Requirement ▸ Quote all entries exactly, leaving pictures aside.

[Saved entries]
--- START ---
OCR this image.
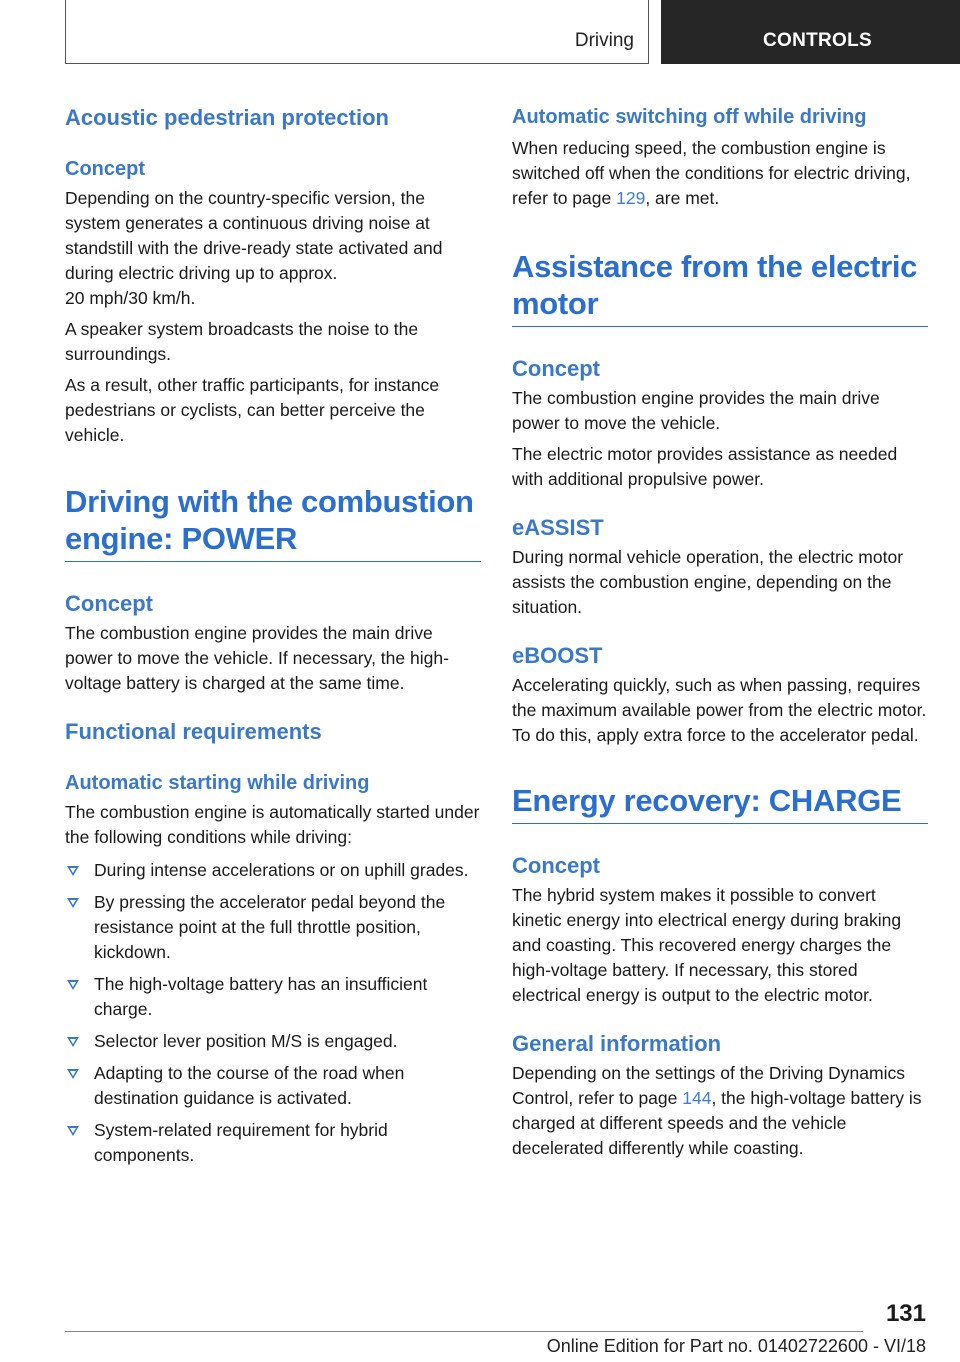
Driving	CONTROLS
Acoustic pedestrian protection
Concept

Depending on the country-specific version, the system generates a continuous driving noise at standstill with the drive-ready state activated and during electric driving up to approx.

20 mph/30 km/h.

A speaker system broadcasts the noise to the surroundings.

As a result, other traffic participants, for instance pedestrians or cyclists, can better perceive the vehicle.

Driving with the combustion engine: POWER
Concept

The combustion engine provides the main drive power to move the vehicle. If necessary, the high-voltage battery is charged at the same time.

Functional requirements
Automatic starting while driving

The combustion engine is automatically started under the following conditions while driving:

During intense accelerations or on uphill grades.
By pressing the accelerator pedal beyond the resistance point at the full throttle position, kickdown.
The high-voltage battery has an insufficient charge.
Selector lever position M/S is engaged.
Adapting to the course of the road when destination guidance is activated.
System-related requirement for hybrid components.
Automatic switching off while driving

When reducing speed, the combustion engine is switched off when the conditions for electric driving, refer to page 129, are met.

Assistance from the electric motor
Concept

The combustion engine provides the main drive power to move the vehicle.

The electric motor provides assistance as needed with additional propulsive power.

eASSIST

During normal vehicle operation, the electric motor assists the combustion engine, depending on the situation.

eBOOST

Accelerating quickly, such as when passing, requires the maximum available power from the electric motor. To do this, apply extra force to the accelerator pedal.

Energy recovery: CHARGE
Concept

The hybrid system makes it possible to convert kinetic energy into electrical energy during braking and coasting. This recovered energy charges the high-voltage battery. If necessary, this stored electrical energy is output to the electric motor.

General information

Depending on the settings of the Driving Dynamics Control, refer to page 144, the high-voltage battery is charged at different speeds and the vehicle decelerated differently while coasting.

131
Online Edition for Part no. 01402722600 - VI/18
--- END ---
Solved exercise ▸
OCR this image.
Driving	CONTROLS
Acoustic pedestrian protection
Concept

Depending on the country-specific version, the system generates a continuous driving noise at standstill with the drive-ready state activated and during electric driving up to approx.

20 mph/30 km/h.

A speaker system broadcasts the noise to the surroundings.

As a result, other traffic participants, for instance pedestrians or cyclists, can better perceive the vehicle.

Driving with the combustion engine: POWER
Concept

The combustion engine provides the main drive power to move the vehicle. If necessary, the high-voltage battery is charged at the same time.

Functional requirements
Automatic starting while driving

The combustion engine is automatically started under the following conditions while driving:

During intense accelerations or on uphill grades.
By pressing the accelerator pedal beyond the resistance point at the full throttle position, kickdown.
The high-voltage battery has an insufficient charge.
Selector lever position M/S is engaged.
Adapting to the course of the road when destination guidance is activated.
System-related requirement for hybrid components.
Automatic switching off while driving

When reducing speed, the combustion engine is switched off when the conditions for electric driving, refer to page 129, are met.

Assistance from the electric motor
Concept

The combustion engine provides the main drive power to move the vehicle.

The electric motor provides assistance as needed with additional propulsive power.

eASSIST

During normal vehicle operation, the electric motor assists the combustion engine, depending on the situation.

eBOOST

Accelerating quickly, such as when passing, requires the maximum available power from the electric motor. To do this, apply extra force to the accelerator pedal.

Energy recovery: CHARGE
Concept

The hybrid system makes it possible to convert kinetic energy into electrical energy during braking and coasting. This recovered energy charges the high-voltage battery. If necessary, this stored electrical energy is output to the electric motor.

General information

Depending on the settings of the Driving Dynamics Control, refer to page 144, the high-voltage battery is charged at different speeds and the vehicle decelerated differently while coasting.

131
Online Edition for Part no. 01402722600 - VI/18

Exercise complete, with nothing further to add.